### [STATED TASK]
List each line of the data that holds the string "память", please.
——————
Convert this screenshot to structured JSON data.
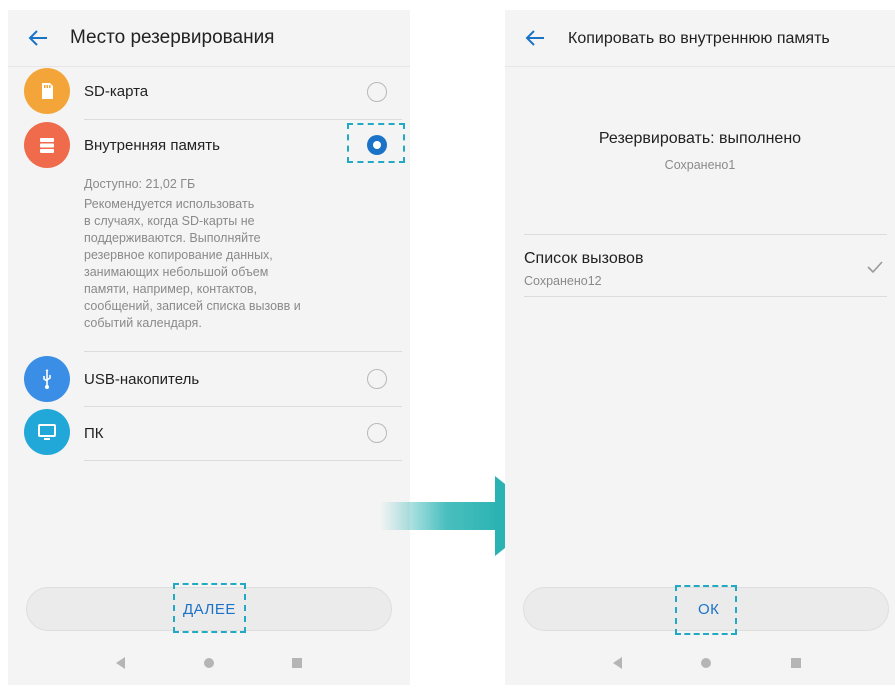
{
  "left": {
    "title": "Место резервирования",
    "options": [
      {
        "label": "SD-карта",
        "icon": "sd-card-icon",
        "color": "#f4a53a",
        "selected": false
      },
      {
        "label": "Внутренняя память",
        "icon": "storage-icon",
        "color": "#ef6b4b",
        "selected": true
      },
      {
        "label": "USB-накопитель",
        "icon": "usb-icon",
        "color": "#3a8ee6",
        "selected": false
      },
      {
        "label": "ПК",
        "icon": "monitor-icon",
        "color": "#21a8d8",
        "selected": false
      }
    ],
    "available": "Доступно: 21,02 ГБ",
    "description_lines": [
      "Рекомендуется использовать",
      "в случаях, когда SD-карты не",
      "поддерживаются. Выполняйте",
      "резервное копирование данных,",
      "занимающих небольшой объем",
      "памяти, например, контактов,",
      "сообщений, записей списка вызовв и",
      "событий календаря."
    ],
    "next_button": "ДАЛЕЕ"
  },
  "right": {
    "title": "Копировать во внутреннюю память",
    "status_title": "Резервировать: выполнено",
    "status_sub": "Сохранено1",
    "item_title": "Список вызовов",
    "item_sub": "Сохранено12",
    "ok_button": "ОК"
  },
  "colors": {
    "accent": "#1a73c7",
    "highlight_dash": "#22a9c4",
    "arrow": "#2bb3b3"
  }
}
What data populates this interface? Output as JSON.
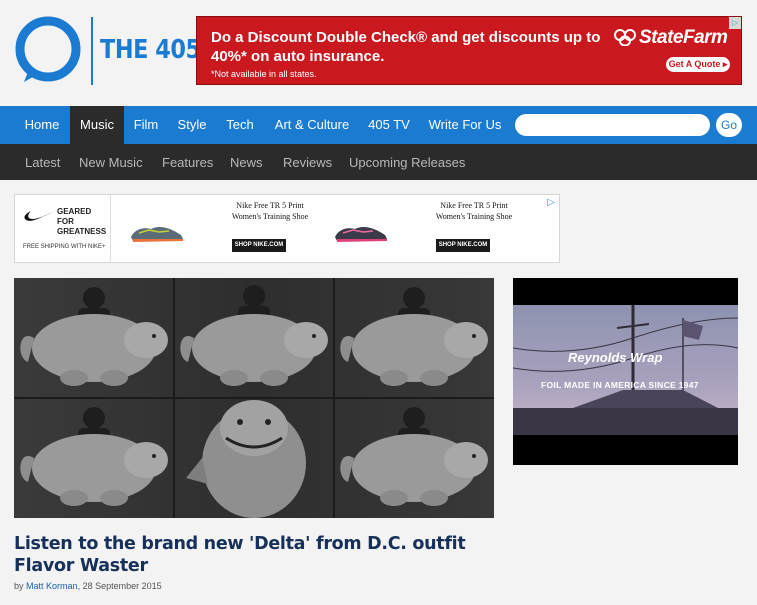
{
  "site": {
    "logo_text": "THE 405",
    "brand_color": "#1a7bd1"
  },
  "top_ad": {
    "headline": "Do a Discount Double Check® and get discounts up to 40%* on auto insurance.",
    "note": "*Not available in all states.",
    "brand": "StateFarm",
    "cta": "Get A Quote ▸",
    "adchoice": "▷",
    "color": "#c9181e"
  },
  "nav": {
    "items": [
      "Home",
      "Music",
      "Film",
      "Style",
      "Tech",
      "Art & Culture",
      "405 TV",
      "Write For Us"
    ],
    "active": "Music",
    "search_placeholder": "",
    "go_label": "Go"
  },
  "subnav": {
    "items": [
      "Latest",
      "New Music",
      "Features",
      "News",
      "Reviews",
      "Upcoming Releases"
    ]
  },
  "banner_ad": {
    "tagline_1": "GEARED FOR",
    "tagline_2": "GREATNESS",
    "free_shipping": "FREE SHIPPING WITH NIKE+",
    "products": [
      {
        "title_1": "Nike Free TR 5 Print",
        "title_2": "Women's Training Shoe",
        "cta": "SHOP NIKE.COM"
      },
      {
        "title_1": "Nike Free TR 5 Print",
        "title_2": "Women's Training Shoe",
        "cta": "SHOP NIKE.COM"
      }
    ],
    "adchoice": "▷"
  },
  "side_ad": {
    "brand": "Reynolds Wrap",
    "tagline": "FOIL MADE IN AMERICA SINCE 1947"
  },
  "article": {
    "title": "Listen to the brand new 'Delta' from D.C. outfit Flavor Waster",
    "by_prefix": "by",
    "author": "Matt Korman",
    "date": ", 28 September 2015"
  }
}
——————
### [FULL OUTPUT]
        "label": "Внутренняя память",
    "title": "Копировать во внутреннюю память",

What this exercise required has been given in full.